**Problem**: Sift the material for lines containing "name", and return them.

**Data supplied**:

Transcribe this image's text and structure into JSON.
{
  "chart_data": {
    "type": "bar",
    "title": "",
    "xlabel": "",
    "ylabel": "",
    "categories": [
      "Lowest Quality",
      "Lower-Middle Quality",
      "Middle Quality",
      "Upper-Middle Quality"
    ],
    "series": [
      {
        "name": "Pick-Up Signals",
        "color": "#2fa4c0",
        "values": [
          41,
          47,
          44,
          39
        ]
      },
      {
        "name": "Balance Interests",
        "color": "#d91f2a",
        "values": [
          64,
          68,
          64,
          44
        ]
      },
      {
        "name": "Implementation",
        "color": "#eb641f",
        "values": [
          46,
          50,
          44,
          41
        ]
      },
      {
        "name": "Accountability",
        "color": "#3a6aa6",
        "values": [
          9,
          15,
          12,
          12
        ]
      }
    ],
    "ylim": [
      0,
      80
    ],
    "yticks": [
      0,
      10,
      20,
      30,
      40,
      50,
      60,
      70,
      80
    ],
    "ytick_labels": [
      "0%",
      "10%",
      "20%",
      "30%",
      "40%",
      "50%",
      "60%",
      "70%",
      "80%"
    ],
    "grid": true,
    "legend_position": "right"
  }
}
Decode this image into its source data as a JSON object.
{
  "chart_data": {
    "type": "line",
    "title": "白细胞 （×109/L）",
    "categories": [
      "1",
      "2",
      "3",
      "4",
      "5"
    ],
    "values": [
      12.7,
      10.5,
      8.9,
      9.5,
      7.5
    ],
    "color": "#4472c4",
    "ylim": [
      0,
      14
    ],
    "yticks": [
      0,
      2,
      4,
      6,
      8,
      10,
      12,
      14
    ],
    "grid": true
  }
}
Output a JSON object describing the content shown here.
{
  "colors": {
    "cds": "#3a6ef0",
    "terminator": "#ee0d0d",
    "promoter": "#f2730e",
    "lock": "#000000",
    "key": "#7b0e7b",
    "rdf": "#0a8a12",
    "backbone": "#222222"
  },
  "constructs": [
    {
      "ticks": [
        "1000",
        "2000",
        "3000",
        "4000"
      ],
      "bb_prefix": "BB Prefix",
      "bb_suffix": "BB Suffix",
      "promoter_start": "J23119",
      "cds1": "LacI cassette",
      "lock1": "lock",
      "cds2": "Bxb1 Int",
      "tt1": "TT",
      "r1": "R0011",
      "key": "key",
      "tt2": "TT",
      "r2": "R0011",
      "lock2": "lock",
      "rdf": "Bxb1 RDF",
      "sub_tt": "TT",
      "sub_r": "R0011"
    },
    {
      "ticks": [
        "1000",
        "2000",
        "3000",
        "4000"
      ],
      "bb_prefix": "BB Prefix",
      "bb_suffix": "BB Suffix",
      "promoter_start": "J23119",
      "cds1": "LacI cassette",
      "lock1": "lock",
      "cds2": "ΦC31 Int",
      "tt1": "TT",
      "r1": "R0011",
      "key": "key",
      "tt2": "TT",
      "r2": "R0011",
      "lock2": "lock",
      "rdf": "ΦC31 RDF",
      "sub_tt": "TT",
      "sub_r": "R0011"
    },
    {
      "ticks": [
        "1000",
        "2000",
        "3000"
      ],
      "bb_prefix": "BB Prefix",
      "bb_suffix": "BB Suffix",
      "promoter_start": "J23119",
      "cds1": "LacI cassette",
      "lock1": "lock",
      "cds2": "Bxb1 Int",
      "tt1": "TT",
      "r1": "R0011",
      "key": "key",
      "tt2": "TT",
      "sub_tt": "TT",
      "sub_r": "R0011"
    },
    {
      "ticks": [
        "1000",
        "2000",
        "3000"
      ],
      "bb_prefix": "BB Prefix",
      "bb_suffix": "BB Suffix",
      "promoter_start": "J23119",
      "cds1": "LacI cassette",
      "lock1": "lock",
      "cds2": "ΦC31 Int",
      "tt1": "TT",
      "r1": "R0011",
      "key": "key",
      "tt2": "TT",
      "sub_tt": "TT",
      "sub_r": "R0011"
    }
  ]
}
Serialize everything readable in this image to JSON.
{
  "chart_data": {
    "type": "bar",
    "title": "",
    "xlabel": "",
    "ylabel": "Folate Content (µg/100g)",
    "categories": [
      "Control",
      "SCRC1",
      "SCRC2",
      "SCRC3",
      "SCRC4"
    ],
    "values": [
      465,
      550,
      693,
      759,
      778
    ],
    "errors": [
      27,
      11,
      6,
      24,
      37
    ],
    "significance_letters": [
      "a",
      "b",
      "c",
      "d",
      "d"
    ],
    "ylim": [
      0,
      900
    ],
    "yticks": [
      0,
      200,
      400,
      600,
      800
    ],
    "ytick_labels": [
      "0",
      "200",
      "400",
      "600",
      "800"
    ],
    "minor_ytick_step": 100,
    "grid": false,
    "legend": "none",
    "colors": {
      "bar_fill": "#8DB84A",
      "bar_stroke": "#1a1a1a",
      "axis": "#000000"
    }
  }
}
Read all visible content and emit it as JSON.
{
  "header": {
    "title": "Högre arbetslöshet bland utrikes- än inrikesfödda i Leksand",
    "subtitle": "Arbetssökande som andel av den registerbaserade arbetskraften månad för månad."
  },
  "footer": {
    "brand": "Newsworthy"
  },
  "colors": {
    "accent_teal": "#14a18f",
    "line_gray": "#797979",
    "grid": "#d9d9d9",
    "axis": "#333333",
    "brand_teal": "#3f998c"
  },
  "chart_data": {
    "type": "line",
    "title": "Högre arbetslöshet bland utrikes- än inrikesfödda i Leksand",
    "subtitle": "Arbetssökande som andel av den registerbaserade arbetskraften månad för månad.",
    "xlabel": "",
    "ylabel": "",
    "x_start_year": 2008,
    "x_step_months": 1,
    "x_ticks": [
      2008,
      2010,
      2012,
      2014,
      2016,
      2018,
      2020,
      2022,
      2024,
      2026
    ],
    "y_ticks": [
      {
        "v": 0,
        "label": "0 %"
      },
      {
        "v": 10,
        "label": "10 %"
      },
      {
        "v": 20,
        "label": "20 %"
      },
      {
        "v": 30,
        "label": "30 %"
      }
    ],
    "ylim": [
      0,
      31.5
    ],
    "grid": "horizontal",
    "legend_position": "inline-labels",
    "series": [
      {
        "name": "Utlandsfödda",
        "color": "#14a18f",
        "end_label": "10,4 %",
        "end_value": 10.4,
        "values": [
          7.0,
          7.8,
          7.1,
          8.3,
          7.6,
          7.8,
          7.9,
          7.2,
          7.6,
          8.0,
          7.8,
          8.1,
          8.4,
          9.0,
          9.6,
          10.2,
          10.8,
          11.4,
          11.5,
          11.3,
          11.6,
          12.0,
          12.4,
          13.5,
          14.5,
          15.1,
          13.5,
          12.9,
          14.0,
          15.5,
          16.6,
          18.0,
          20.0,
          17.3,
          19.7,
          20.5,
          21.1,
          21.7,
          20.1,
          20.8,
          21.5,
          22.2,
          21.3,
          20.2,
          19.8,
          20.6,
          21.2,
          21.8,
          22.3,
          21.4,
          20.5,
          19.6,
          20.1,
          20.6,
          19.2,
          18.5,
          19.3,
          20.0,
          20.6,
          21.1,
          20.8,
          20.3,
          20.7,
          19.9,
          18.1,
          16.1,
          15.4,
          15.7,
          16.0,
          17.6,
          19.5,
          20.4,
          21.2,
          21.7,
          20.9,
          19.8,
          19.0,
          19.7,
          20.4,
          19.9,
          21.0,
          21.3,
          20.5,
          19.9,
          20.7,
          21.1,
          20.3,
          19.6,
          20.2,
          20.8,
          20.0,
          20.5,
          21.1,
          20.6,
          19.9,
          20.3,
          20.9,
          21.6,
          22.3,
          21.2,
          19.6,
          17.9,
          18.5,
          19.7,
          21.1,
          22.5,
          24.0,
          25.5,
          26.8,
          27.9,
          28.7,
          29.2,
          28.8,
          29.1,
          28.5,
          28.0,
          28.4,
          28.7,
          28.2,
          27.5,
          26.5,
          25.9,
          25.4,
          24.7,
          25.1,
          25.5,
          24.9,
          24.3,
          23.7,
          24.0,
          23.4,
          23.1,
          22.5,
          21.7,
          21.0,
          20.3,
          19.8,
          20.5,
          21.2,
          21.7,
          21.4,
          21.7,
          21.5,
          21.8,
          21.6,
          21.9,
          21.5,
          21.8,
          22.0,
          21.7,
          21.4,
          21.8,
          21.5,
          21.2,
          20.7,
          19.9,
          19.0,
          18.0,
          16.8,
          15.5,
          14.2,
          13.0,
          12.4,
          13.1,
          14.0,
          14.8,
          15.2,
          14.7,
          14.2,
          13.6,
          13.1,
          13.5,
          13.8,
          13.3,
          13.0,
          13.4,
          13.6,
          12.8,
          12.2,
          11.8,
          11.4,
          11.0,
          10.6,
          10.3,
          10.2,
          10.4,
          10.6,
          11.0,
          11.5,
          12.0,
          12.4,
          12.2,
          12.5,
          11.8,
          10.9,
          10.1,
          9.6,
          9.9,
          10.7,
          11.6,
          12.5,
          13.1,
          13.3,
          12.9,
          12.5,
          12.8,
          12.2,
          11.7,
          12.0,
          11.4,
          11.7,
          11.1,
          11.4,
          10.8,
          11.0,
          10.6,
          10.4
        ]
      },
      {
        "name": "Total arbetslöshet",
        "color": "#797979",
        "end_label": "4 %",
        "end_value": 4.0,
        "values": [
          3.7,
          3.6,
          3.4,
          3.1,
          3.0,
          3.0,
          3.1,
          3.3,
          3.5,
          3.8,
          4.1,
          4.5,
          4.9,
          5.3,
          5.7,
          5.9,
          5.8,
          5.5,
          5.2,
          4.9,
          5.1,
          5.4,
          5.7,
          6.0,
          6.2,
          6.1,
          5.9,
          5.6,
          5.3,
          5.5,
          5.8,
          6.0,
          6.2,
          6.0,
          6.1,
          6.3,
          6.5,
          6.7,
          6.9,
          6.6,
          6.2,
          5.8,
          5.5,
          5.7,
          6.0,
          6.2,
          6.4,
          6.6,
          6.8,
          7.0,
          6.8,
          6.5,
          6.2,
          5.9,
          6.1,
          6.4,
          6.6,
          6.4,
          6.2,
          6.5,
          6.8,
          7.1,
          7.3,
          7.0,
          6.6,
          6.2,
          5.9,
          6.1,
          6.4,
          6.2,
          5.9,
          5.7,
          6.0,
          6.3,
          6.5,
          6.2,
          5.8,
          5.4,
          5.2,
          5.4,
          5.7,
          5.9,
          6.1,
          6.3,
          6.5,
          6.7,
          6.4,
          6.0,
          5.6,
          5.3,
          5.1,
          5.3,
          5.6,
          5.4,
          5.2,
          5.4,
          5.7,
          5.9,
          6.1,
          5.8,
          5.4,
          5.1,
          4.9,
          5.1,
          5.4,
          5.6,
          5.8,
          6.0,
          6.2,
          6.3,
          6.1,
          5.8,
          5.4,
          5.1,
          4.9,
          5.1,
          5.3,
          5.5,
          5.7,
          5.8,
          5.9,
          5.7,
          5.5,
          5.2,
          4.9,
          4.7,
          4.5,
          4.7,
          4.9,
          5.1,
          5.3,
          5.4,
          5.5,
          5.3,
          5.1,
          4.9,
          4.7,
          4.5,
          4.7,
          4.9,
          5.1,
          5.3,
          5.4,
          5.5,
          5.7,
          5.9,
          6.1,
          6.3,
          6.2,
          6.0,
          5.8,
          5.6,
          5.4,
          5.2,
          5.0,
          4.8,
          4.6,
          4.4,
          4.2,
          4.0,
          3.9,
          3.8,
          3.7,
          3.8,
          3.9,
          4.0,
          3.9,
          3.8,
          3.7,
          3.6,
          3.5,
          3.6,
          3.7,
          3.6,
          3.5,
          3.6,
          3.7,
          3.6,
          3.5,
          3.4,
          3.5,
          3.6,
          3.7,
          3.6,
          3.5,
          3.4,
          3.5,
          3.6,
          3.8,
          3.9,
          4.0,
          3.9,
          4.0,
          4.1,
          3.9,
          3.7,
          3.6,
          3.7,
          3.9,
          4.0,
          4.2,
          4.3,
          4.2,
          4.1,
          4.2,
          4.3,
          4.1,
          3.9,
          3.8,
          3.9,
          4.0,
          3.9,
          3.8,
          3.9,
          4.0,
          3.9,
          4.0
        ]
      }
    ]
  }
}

**Solution for this task**:
        "name": "Pick-Up Signals",
        "name": "Balance Interests",
        "name": "Implementation",
        "name": "Accountability",
        "name": "Utlandsfödda",
        "name": "Total arbetslöshet",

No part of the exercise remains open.